## What you need to do:
Copy out all of the data below with no alterations.

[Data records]
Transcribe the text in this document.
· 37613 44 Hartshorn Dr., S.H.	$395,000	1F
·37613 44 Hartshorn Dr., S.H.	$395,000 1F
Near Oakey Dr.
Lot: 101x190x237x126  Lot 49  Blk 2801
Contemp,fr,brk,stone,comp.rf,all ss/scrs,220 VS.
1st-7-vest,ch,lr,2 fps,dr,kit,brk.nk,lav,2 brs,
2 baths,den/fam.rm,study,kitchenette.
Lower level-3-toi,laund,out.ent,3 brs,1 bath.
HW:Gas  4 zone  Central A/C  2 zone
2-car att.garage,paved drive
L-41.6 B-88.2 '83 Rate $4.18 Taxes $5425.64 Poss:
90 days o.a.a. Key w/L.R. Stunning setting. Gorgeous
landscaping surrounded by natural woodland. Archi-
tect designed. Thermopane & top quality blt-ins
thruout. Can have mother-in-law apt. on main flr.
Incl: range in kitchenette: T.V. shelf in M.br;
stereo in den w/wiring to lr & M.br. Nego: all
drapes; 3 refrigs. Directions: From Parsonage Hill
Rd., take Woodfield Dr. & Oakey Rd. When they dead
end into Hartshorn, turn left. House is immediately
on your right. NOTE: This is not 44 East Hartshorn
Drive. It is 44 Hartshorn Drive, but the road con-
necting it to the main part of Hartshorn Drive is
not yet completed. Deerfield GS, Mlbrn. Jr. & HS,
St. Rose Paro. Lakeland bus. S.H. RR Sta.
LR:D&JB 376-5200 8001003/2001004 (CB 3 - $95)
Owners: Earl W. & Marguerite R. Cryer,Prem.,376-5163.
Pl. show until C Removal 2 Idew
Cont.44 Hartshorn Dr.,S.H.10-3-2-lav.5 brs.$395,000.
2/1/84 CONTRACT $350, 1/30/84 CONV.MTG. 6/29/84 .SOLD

## Reply to the exercise:
Transcribe the text in this document.
· 37613 44 Hartshorn Dr., S.H.	$395,000	1F
·37613 44 Hartshorn Dr., S.H.	$395,000 1F
Near Oakey Dr.
Lot: 101x190x237x126  Lot 49  Blk 2801
Contemp,fr,brk,stone,comp.rf,all ss/scrs,220 VS.
1st-7-vest,ch,lr,2 fps,dr,kit,brk.nk,lav,2 brs,
2 baths,den/fam.rm,study,kitchenette.
Lower level-3-toi,laund,out.ent,3 brs,1 bath.
HW:Gas  4 zone  Central A/C  2 zone
2-car att.garage,paved drive
L-41.6 B-88.2 '83 Rate $4.18 Taxes $5425.64 Poss:
90 days o.a.a. Key w/L.R. Stunning setting. Gorgeous
landscaping surrounded by natural woodland. Archi-
tect designed. Thermopane & top quality blt-ins
thruout. Can have mother-in-law apt. on main flr.
Incl: range in kitchenette: T.V. shelf in M.br;
stereo in den w/wiring to lr & M.br. Nego: all
drapes; 3 refrigs. Directions: From Parsonage Hill
Rd., take Woodfield Dr. & Oakey Rd. When they dead
end into Hartshorn, turn left. House is immediately
on your right. NOTE: This is not 44 East Hartshorn
Drive. It is 44 Hartshorn Drive, but the road con-
necting it to the main part of Hartshorn Drive is
not yet completed. Deerfield GS, Mlbrn. Jr. & HS,
St. Rose Paro. Lakeland bus. S.H. RR Sta.
LR:D&JB 376-5200 8001003/2001004 (CB 3 - $95)
Owners: Earl W. & Marguerite R. Cryer,Prem.,376-5163.
Pl. show until C Removal 2 Idew
Cont.44 Hartshorn Dr.,S.H.10-3-2-lav.5 brs.$395,000.
2/1/84 CONTRACT $350, 1/30/84 CONV.MTG. 6/29/84 .SOLD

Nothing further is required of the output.